**EXERCISE DIRECTIONS:** Output the data exactly, with every line intact.

**RECORDS TO PROCESS:**
-------

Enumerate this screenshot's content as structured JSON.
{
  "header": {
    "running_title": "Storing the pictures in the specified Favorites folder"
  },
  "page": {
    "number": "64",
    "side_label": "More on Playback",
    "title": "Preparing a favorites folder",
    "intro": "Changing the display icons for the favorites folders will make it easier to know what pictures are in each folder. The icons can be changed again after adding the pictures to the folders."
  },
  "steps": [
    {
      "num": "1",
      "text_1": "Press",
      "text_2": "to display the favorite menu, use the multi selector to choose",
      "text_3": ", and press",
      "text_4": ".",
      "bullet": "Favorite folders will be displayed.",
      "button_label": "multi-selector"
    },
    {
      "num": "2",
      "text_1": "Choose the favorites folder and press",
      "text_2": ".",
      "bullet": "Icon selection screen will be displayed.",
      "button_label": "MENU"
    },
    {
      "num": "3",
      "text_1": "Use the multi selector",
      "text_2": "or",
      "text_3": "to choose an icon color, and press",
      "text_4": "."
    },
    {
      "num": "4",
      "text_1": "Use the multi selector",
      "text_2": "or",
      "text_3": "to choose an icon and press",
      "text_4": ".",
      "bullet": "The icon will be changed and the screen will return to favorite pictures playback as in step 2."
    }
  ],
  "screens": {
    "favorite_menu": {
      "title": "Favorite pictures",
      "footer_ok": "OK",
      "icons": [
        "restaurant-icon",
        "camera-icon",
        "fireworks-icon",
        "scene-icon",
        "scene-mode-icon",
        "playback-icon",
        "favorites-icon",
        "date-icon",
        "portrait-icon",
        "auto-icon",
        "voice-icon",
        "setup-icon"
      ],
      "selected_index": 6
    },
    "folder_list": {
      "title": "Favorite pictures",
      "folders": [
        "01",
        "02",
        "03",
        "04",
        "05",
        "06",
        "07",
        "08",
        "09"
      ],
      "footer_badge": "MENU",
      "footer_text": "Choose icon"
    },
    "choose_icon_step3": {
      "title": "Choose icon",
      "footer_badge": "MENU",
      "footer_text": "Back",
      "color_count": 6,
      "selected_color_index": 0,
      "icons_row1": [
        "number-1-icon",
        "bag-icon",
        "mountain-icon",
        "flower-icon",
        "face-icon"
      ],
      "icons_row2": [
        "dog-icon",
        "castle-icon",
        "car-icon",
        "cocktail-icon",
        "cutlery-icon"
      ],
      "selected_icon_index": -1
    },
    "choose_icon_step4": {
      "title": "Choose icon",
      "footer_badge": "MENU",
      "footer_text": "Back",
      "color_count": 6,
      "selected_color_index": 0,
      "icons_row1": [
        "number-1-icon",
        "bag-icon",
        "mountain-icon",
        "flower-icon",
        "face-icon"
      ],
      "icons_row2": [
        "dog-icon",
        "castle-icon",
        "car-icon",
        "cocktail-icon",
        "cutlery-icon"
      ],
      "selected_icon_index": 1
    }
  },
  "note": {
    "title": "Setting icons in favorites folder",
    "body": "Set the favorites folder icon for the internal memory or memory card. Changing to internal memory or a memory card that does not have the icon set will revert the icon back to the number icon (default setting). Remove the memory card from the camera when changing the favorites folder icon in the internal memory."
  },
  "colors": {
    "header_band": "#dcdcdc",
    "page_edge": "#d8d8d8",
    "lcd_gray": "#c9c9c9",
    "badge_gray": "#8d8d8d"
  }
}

-------

**TASK RESPONSE:**
Enumerate this screenshot's content as structured JSON.
{
  "header": {
    "running_title": "Storing the pictures in the specified Favorites folder"
  },
  "page": {
    "number": "64",
    "side_label": "More on Playback",
    "title": "Preparing a favorites folder",
    "intro": "Changing the display icons for the favorites folders will make it easier to know what pictures are in each folder. The icons can be changed again after adding the pictures to the folders."
  },
  "steps": [
    {
      "num": "1",
      "text_1": "Press",
      "text_2": "to display the favorite menu, use the multi selector to choose",
      "text_3": ", and press",
      "text_4": ".",
      "bullet": "Favorite folders will be displayed.",
      "button_label": "multi-selector"
    },
    {
      "num": "2",
      "text_1": "Choose the favorites folder and press",
      "text_2": ".",
      "bullet": "Icon selection screen will be displayed.",
      "button_label": "MENU"
    },
    {
      "num": "3",
      "text_1": "Use the multi selector",
      "text_2": "or",
      "text_3": "to choose an icon color, and press",
      "text_4": "."
    },
    {
      "num": "4",
      "text_1": "Use the multi selector",
      "text_2": "or",
      "text_3": "to choose an icon and press",
      "text_4": ".",
      "bullet": "The icon will be changed and the screen will return to favorite pictures playback as in step 2."
    }
  ],
  "screens": {
    "favorite_menu": {
      "title": "Favorite pictures",
      "footer_ok": "OK",
      "icons": [
        "restaurant-icon",
        "camera-icon",
        "fireworks-icon",
        "scene-icon",
        "scene-mode-icon",
        "playback-icon",
        "favorites-icon",
        "date-icon",
        "portrait-icon",
        "auto-icon",
        "voice-icon",
        "setup-icon"
      ],
      "selected_index": 6
    },
    "folder_list": {
      "title": "Favorite pictures",
      "folders": [
        "01",
        "02",
        "03",
        "04",
        "05",
        "06",
        "07",
        "08",
        "09"
      ],
      "footer_badge": "MENU",
      "footer_text": "Choose icon"
    },
    "choose_icon_step3": {
      "title": "Choose icon",
      "footer_badge": "MENU",
      "footer_text": "Back",
      "color_count": 6,
      "selected_color_index": 0,
      "icons_row1": [
        "number-1-icon",
        "bag-icon",
        "mountain-icon",
        "flower-icon",
        "face-icon"
      ],
      "icons_row2": [
        "dog-icon",
        "castle-icon",
        "car-icon",
        "cocktail-icon",
        "cutlery-icon"
      ],
      "selected_icon_index": -1
    },
    "choose_icon_step4": {
      "title": "Choose icon",
      "footer_badge": "MENU",
      "footer_text": "Back",
      "color_count": 6,
      "selected_color_index": 0,
      "icons_row1": [
        "number-1-icon",
        "bag-icon",
        "mountain-icon",
        "flower-icon",
        "face-icon"
      ],
      "icons_row2": [
        "dog-icon",
        "castle-icon",
        "car-icon",
        "cocktail-icon",
        "cutlery-icon"
      ],
      "selected_icon_index": 1
    }
  },
  "note": {
    "title": "Setting icons in favorites folder",
    "body": "Set the favorites folder icon for the internal memory or memory card. Changing to internal memory or a memory card that does not have the icon set will revert the icon back to the number icon (default setting). Remove the memory card from the camera when changing the favorites folder icon in the internal memory."
  },
  "colors": {
    "header_band": "#dcdcdc",
    "page_edge": "#d8d8d8",
    "lcd_gray": "#c9c9c9",
    "badge_gray": "#8d8d8d"
  }
}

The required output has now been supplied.